### INSTRUCTIONS FOR THE TASK
Reproduce the passage of the StairSpace text word for word, beginning at the words "It converts the" and stopping after "most of the other finalists.".

### TEXT SECTION

+ + + + + + +

DoUC recently contributed to the John Street Ideas Competition held by the Toronto Entertainment District BIA with our submission entitled StairSpace. The competition called for a new public space concept as the centre point of what has been dubbed a major cultural axis in the city – John Street.
The current space is bland and oppressive, wedged beside the monolithic cartoonishness of an aggressively post-modern Metro Hall. The space is large but feels small, needlessly cluttered and obstructed by two follies and a raised concrete planter.
Our proposal StairSpace is a three-dimensional park that addresses the dense nature of its location by maximizing its program through vertical extrusion. Its structure is derived from the theatre uses directly adjacent to it, playfully intermingling the relationship between audience and stage, by inserting several stages into a staircase structure – after all in the public life of the street the spectator is also the spectacle. In the summer movies are projected onto the façade of the Princess of Wales Theatre and seats can be heated to allow for such events in the early spring and late fall. During TIFF, StairSpace becomes a platform for viewing celebrities and during the rest of the year, it serves as an iconic meeting place for concert-goers, workers, and tourists alike.
All the original uses of the space are re-mixed to allow for more diversity and dynamics. Metro Hall parking garage exits are housed under the structure as well as bike shed parking. An arcade runs under the structure on the south end and connects John Street to Metro Hall’s King Street entrance. The arcade also includes an elevator access point. The pre-existing garden is extruded and placed on the StairSpace stages.





stephanie
November 21, 2010
This is a great prototype for so many windswept public plazas at the base of all those towers where people scuttle about with flat bits of public art. It is the verticality that works here: a foil to an ineffective ground plane.
It converts the street to a performance space, it allows people to stop. It is the Spanish Steps, the old front to the BC Courthouse that became the Vancouver Art Gallery: a staircase that was a potent site for protest. Yes, it is definitely the vertical dimension that starts to establish a public voice.
StairSpace isn’t a memorial or a monument, it isn’t on the way to somewhere else, its only function is the adhoc use of such monuments or street steps. This is a brilliant inversion of function and perhaps how, making the infrastructure that supports the provisional, we should proceed in the city.
Jordan Allison
November 27, 2010
did you not make the finalist list?
The other staircase finalist is complete crap…as are most of the other finalists.
I like the project for it’s clarity. Don’t know if I need all the architectural fluff on the side — doesn’t really engage well with the building at 51 John.
brendancormier
November 27, 2010
Thanks Jordan for your comments. We were pretty disappointed, not making the finalist list – especially when viewing some of the other finalists. But in the end the jury decided to love skecthup cubes over us. If the same group of people ever end up on the same jury, you can be sure we’ll avoid that competition.

+ + + + + + +

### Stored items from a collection
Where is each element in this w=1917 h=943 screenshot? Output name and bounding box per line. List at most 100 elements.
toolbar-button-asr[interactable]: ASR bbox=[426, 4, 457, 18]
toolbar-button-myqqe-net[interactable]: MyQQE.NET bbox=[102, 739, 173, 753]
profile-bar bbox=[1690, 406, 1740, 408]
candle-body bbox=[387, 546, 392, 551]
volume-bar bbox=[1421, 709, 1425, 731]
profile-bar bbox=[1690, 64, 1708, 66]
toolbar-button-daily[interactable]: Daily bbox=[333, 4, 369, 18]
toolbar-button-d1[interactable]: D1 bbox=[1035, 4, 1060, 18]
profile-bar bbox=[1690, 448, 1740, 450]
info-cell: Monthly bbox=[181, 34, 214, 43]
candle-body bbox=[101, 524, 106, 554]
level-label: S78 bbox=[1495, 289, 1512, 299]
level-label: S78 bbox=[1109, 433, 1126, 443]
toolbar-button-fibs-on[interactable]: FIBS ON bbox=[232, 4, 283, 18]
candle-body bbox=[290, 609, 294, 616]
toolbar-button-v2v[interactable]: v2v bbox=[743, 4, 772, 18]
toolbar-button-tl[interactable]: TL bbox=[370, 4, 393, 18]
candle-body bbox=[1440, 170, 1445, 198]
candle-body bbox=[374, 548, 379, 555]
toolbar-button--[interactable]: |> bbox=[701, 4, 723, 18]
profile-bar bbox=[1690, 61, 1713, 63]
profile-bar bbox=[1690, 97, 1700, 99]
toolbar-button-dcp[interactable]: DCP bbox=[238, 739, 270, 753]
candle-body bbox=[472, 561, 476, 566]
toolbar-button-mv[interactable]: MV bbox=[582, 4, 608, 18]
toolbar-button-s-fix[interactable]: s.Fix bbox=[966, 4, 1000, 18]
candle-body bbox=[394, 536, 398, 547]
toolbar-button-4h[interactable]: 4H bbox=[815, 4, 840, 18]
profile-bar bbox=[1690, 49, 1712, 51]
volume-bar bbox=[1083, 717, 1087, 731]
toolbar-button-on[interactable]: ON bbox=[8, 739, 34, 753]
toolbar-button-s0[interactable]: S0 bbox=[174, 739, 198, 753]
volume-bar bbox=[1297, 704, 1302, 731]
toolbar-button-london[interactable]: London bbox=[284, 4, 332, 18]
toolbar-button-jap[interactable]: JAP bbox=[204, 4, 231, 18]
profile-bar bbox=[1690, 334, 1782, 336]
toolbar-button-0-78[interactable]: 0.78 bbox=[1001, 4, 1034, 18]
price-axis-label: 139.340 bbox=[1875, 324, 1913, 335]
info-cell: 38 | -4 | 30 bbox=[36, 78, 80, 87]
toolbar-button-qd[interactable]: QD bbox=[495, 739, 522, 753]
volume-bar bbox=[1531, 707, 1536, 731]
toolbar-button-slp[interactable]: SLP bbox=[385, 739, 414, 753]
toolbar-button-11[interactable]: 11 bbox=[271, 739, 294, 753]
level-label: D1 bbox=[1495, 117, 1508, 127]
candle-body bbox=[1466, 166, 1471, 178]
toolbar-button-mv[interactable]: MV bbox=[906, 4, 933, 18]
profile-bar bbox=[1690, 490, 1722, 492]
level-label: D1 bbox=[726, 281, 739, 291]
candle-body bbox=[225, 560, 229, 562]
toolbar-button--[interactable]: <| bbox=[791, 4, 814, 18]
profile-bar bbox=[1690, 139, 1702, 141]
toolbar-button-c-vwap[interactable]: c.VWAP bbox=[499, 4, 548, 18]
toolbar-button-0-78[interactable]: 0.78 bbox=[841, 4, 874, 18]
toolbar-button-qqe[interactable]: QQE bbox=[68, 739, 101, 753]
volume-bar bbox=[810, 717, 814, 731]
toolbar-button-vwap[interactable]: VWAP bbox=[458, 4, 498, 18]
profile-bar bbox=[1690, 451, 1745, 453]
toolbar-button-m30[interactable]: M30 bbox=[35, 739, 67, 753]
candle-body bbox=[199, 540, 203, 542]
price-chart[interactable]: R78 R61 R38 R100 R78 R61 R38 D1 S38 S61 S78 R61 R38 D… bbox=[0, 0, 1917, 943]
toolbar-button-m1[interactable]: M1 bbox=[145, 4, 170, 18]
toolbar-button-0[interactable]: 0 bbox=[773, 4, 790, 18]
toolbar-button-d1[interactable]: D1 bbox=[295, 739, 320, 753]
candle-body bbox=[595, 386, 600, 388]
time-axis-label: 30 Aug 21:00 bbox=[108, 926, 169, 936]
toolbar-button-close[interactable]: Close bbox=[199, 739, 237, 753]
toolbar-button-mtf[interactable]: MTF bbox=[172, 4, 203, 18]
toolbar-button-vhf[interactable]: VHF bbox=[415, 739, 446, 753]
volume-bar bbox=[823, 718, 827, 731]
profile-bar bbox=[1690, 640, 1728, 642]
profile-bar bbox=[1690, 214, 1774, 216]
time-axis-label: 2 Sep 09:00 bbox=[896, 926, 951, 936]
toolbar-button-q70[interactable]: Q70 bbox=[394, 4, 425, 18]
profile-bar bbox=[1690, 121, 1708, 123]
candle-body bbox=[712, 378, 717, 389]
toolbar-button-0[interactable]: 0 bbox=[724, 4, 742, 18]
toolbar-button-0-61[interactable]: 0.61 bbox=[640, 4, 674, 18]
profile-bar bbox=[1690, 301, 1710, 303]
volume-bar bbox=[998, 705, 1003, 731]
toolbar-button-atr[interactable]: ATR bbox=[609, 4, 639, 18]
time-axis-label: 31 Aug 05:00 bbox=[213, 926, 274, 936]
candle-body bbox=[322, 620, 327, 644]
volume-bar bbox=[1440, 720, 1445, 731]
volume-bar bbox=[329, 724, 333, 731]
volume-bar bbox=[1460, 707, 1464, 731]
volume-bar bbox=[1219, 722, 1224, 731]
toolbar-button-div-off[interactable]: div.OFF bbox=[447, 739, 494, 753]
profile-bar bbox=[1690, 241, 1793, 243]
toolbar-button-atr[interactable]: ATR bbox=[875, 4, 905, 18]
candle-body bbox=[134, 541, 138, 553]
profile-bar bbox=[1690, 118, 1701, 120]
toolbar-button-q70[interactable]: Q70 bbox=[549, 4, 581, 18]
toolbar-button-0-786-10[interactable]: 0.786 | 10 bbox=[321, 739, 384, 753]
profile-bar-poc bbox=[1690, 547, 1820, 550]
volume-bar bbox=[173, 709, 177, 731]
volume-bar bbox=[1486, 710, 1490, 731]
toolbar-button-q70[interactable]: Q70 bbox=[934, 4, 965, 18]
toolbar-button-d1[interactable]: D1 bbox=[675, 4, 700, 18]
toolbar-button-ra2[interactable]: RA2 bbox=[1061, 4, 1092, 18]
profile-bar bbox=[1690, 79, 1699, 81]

+ + + + + + +

### RESULT FOR THIS TASK
It converts the street to a performance space, it allows people to stop. It is the Spanish Steps, the old front to the BC Courthouse that became the Vancouver Art Gallery: a staircase that was a potent site for protest. Yes, it is definitely the vertical dimension that starts to establish a public voice.
StairSpace isn’t a memorial or a monument, it isn’t on the way to somewhere else, its only function is the adhoc use of such monuments or street steps. This is a brilliant inversion of function and perhaps how, making the infrastructure that supports the provisional, we should proceed in the city.
Jordan Allison
November 27, 2010
did you not make the finalist list?
The other staircase finalist is complete crap…as are most of the other finalists.